--- start ---

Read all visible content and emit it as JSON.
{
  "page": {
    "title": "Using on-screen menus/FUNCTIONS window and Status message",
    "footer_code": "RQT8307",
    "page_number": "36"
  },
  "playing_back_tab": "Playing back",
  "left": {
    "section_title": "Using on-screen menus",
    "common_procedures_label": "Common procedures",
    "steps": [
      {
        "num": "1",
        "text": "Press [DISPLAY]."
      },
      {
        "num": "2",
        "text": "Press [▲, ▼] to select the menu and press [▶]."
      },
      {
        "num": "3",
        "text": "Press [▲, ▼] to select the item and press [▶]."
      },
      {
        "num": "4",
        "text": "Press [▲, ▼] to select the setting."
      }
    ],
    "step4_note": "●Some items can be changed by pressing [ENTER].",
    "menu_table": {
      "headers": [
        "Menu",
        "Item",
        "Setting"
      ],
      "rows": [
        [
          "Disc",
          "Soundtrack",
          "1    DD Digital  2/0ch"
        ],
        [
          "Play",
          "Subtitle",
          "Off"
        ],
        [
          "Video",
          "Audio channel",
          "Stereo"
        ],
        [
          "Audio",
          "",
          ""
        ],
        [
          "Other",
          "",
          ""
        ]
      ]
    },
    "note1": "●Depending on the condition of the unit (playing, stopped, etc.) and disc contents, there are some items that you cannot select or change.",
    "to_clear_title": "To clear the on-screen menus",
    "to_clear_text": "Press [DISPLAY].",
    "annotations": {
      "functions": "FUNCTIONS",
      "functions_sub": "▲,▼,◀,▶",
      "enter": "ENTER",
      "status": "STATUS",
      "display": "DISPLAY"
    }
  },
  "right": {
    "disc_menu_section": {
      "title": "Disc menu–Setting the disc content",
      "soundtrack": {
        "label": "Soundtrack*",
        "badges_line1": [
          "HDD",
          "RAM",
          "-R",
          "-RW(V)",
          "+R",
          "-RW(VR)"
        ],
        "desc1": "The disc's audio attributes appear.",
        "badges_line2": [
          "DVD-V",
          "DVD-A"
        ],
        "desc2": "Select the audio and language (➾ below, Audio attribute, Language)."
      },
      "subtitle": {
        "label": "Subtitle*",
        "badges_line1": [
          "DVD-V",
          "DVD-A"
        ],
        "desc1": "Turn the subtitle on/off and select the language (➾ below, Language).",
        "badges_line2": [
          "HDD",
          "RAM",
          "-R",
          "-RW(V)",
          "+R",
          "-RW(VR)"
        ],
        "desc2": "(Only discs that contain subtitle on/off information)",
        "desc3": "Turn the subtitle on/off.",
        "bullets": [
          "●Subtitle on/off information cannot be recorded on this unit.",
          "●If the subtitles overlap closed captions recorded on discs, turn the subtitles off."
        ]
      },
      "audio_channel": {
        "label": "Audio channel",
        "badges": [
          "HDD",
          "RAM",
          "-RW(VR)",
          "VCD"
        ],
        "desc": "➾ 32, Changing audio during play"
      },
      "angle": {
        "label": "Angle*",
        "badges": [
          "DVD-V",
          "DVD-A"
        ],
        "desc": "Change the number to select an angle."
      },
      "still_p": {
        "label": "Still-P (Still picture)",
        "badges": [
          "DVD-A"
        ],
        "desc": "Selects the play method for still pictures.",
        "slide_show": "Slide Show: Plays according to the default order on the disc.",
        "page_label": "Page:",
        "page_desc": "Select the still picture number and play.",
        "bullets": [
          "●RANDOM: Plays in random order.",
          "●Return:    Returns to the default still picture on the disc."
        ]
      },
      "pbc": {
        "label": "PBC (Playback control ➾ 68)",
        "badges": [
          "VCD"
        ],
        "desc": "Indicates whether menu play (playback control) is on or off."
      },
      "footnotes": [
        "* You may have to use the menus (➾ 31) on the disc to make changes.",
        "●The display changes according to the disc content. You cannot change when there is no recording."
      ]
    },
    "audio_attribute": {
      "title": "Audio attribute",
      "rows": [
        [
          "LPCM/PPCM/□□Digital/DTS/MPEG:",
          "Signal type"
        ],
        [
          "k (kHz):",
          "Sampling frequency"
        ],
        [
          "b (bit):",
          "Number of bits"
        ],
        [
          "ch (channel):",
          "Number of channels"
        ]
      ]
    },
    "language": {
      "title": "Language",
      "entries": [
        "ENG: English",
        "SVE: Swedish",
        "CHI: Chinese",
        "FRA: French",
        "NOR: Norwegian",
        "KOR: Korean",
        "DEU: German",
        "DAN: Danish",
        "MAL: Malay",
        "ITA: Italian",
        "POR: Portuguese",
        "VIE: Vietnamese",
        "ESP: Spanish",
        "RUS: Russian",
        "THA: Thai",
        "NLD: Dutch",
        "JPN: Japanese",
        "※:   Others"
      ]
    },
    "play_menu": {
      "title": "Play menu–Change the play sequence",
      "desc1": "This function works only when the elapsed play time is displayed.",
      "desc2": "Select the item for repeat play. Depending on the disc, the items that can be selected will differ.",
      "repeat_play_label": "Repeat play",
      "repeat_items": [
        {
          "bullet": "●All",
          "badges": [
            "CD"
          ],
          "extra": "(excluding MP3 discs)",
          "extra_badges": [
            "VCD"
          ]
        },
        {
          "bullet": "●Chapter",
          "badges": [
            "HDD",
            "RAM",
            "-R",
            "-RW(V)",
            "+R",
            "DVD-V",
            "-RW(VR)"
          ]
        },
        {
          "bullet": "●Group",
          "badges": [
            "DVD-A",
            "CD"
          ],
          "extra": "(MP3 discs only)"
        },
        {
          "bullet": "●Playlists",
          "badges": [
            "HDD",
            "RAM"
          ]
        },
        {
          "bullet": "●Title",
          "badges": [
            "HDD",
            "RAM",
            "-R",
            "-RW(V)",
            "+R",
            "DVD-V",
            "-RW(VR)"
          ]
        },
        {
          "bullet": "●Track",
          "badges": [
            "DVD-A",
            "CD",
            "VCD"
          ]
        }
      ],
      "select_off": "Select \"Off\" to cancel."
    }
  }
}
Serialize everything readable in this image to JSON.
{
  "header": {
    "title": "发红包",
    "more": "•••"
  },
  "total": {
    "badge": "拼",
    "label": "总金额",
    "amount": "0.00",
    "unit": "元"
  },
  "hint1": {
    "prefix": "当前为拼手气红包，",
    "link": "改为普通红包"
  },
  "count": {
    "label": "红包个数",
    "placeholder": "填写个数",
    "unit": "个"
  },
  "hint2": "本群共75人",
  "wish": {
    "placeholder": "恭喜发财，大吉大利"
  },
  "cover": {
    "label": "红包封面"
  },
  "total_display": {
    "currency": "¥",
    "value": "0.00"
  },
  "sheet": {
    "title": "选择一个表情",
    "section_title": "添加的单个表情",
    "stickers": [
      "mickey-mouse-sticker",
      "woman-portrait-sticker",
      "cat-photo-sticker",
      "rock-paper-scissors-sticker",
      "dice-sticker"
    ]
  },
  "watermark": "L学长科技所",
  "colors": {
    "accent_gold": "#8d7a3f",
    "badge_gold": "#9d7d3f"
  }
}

--- end ---

PROMPT = Return every record above exactly as it appears.

COMPLETE OUTPUT =
Read all visible content and emit it as JSON.
{
  "page": {
    "title": "Using on-screen menus/FUNCTIONS window and Status message",
    "footer_code": "RQT8307",
    "page_number": "36"
  },
  "playing_back_tab": "Playing back",
  "left": {
    "section_title": "Using on-screen menus",
    "common_procedures_label": "Common procedures",
    "steps": [
      {
        "num": "1",
        "text": "Press [DISPLAY]."
      },
      {
        "num": "2",
        "text": "Press [▲, ▼] to select the menu and press [▶]."
      },
      {
        "num": "3",
        "text": "Press [▲, ▼] to select the item and press [▶]."
      },
      {
        "num": "4",
        "text": "Press [▲, ▼] to select the setting."
      }
    ],
    "step4_note": "●Some items can be changed by pressing [ENTER].",
    "menu_table": {
      "headers": [
        "Menu",
        "Item",
        "Setting"
      ],
      "rows": [
        [
          "Disc",
          "Soundtrack",
          "1    DD Digital  2/0ch"
        ],
        [
          "Play",
          "Subtitle",
          "Off"
        ],
        [
          "Video",
          "Audio channel",
          "Stereo"
        ],
        [
          "Audio",
          "",
          ""
        ],
        [
          "Other",
          "",
          ""
        ]
      ]
    },
    "note1": "●Depending on the condition of the unit (playing, stopped, etc.) and disc contents, there are some items that you cannot select or change.",
    "to_clear_title": "To clear the on-screen menus",
    "to_clear_text": "Press [DISPLAY].",
    "annotations": {
      "functions": "FUNCTIONS",
      "functions_sub": "▲,▼,◀,▶",
      "enter": "ENTER",
      "status": "STATUS",
      "display": "DISPLAY"
    }
  },
  "right": {
    "disc_menu_section": {
      "title": "Disc menu–Setting the disc content",
      "soundtrack": {
        "label": "Soundtrack*",
        "badges_line1": [
          "HDD",
          "RAM",
          "-R",
          "-RW(V)",
          "+R",
          "-RW(VR)"
        ],
        "desc1": "The disc's audio attributes appear.",
        "badges_line2": [
          "DVD-V",
          "DVD-A"
        ],
        "desc2": "Select the audio and language (➾ below, Audio attribute, Language)."
      },
      "subtitle": {
        "label": "Subtitle*",
        "badges_line1": [
          "DVD-V",
          "DVD-A"
        ],
        "desc1": "Turn the subtitle on/off and select the language (➾ below, Language).",
        "badges_line2": [
          "HDD",
          "RAM",
          "-R",
          "-RW(V)",
          "+R",
          "-RW(VR)"
        ],
        "desc2": "(Only discs that contain subtitle on/off information)",
        "desc3": "Turn the subtitle on/off.",
        "bullets": [
          "●Subtitle on/off information cannot be recorded on this unit.",
          "●If the subtitles overlap closed captions recorded on discs, turn the subtitles off."
        ]
      },
      "audio_channel": {
        "label": "Audio channel",
        "badges": [
          "HDD",
          "RAM",
          "-RW(VR)",
          "VCD"
        ],
        "desc": "➾ 32, Changing audio during play"
      },
      "angle": {
        "label": "Angle*",
        "badges": [
          "DVD-V",
          "DVD-A"
        ],
        "desc": "Change the number to select an angle."
      },
      "still_p": {
        "label": "Still-P (Still picture)",
        "badges": [
          "DVD-A"
        ],
        "desc": "Selects the play method for still pictures.",
        "slide_show": "Slide Show: Plays according to the default order on the disc.",
        "page_label": "Page:",
        "page_desc": "Select the still picture number and play.",
        "bullets": [
          "●RANDOM: Plays in random order.",
          "●Return:    Returns to the default still picture on the disc."
        ]
      },
      "pbc": {
        "label": "PBC (Playback control ➾ 68)",
        "badges": [
          "VCD"
        ],
        "desc": "Indicates whether menu play (playback control) is on or off."
      },
      "footnotes": [
        "* You may have to use the menus (➾ 31) on the disc to make changes.",
        "●The display changes according to the disc content. You cannot change when there is no recording."
      ]
    },
    "audio_attribute": {
      "title": "Audio attribute",
      "rows": [
        [
          "LPCM/PPCM/□□Digital/DTS/MPEG:",
          "Signal type"
        ],
        [
          "k (kHz):",
          "Sampling frequency"
        ],
        [
          "b (bit):",
          "Number of bits"
        ],
        [
          "ch (channel):",
          "Number of channels"
        ]
      ]
    },
    "language": {
      "title": "Language",
      "entries": [
        "ENG: English",
        "SVE: Swedish",
        "CHI: Chinese",
        "FRA: French",
        "NOR: Norwegian",
        "KOR: Korean",
        "DEU: German",
        "DAN: Danish",
        "MAL: Malay",
        "ITA: Italian",
        "POR: Portuguese",
        "VIE: Vietnamese",
        "ESP: Spanish",
        "RUS: Russian",
        "THA: Thai",
        "NLD: Dutch",
        "JPN: Japanese",
        "※:   Others"
      ]
    },
    "play_menu": {
      "title": "Play menu–Change the play sequence",
      "desc1": "This function works only when the elapsed play time is displayed.",
      "desc2": "Select the item for repeat play. Depending on the disc, the items that can be selected will differ.",
      "repeat_play_label": "Repeat play",
      "repeat_items": [
        {
          "bullet": "●All",
          "badges": [
            "CD"
          ],
          "extra": "(excluding MP3 discs)",
          "extra_badges": [
            "VCD"
          ]
        },
        {
          "bullet": "●Chapter",
          "badges": [
            "HDD",
            "RAM",
            "-R",
            "-RW(V)",
            "+R",
            "DVD-V",
            "-RW(VR)"
          ]
        },
        {
          "bullet": "●Group",
          "badges": [
            "DVD-A",
            "CD"
          ],
          "extra": "(MP3 discs only)"
        },
        {
          "bullet": "●Playlists",
          "badges": [
            "HDD",
            "RAM"
          ]
        },
        {
          "bullet": "●Title",
          "badges": [
            "HDD",
            "RAM",
            "-R",
            "-RW(V)",
            "+R",
            "DVD-V",
            "-RW(VR)"
          ]
        },
        {
          "bullet": "●Track",
          "badges": [
            "DVD-A",
            "CD",
            "VCD"
          ]
        }
      ],
      "select_off": "Select \"Off\" to cancel."
    }
  }
}
Serialize everything readable in this image to JSON.
{
  "header": {
    "title": "发红包",
    "more": "•••"
  },
  "total": {
    "badge": "拼",
    "label": "总金额",
    "amount": "0.00",
    "unit": "元"
  },
  "hint1": {
    "prefix": "当前为拼手气红包，",
    "link": "改为普通红包"
  },
  "count": {
    "label": "红包个数",
    "placeholder": "填写个数",
    "unit": "个"
  },
  "hint2": "本群共75人",
  "wish": {
    "placeholder": "恭喜发财，大吉大利"
  },
  "cover": {
    "label": "红包封面"
  },
  "total_display": {
    "currency": "¥",
    "value": "0.00"
  },
  "sheet": {
    "title": "选择一个表情",
    "section_title": "添加的单个表情",
    "stickers": [
      "mickey-mouse-sticker",
      "woman-portrait-sticker",
      "cat-photo-sticker",
      "rock-paper-scissors-sticker",
      "dice-sticker"
    ]
  },
  "watermark": "L学长科技所",
  "colors": {
    "accent_gold": "#8d7a3f",
    "badge_gold": "#9d7d3f"
  }
}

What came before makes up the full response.